## What to do:
Extract each line of the listing that contains the word "breakable", treating uppercase and lowercase as different.

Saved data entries
>> Start
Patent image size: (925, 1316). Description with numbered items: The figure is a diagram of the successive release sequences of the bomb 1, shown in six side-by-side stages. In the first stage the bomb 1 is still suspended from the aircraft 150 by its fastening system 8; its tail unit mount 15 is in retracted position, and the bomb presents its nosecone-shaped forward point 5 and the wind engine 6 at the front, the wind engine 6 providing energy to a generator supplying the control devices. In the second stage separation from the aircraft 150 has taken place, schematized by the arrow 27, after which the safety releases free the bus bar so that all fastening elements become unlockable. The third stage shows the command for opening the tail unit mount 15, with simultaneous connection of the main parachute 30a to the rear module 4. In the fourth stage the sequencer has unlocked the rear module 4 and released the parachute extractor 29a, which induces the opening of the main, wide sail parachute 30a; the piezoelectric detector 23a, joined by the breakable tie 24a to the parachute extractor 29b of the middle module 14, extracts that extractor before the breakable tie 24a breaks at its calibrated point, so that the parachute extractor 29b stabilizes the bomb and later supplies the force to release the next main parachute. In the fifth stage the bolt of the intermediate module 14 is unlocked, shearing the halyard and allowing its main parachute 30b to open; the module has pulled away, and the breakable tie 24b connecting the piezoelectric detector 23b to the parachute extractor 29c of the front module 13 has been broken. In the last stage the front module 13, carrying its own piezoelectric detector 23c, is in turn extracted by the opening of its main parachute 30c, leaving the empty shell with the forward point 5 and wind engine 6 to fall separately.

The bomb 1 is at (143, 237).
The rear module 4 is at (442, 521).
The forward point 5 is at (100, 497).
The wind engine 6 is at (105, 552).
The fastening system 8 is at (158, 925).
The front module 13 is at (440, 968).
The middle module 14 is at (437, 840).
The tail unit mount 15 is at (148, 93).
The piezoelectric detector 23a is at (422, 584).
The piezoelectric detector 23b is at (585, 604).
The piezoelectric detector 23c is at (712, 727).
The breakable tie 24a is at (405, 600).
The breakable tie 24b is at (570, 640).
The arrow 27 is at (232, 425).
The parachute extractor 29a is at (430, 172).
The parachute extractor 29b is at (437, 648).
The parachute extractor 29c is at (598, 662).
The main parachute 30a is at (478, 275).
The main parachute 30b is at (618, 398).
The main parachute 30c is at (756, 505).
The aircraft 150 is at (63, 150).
>> End
## Task solution:
Patent image size: (925, 1316). Description with numbered items: The figure is a diagram of the successive release sequences of the bomb 1, shown in six side-by-side stages. In the first stage the bomb 1 is still suspended from the aircraft 150 by its fastening system 8; its tail unit mount 15 is in retracted position, and the bomb presents its nosecone-shaped forward point 5 and the wind engine 6 at the front, the wind engine 6 providing energy to a generator supplying the control devices. In the second stage separation from the aircraft 150 has taken place, schematized by the arrow 27, after which the safety releases free the bus bar so that all fastening elements become unlockable. The third stage shows the command for opening the tail unit mount 15, with simultaneous connection of the main parachute 30a to the rear module 4. In the fourth stage the sequencer has unlocked the rear module 4 and released the parachute extractor 29a, which induces the opening of the main, wide sail parachute 30a; the piezoelectric detector 23a, joined by the breakable tie 24a to the parachute extractor 29b of the middle module 14, extracts that extractor before the breakable tie 24a breaks at its calibrated point, so that the parachute extractor 29b stabilizes the bomb and later supplies the force to release the next main parachute. In the fifth stage the bolt of the intermediate module 14 is unlocked, shearing the halyard and allowing its main parachute 30b to open; the module has pulled away, and the breakable tie 24b connecting the piezoelectric detector 23b to the parachute extractor 29c of the front module 13 has been broken. In the last stage the front module 13, carrying its own piezoelectric detector 23c, is in turn extracted by the opening of its main parachute 30c, leaving the empty shell with the forward point 5 and wind engine 6 to fall separately.
The breakable tie 24a is at (405, 600).
The breakable tie 24b is at (570, 640).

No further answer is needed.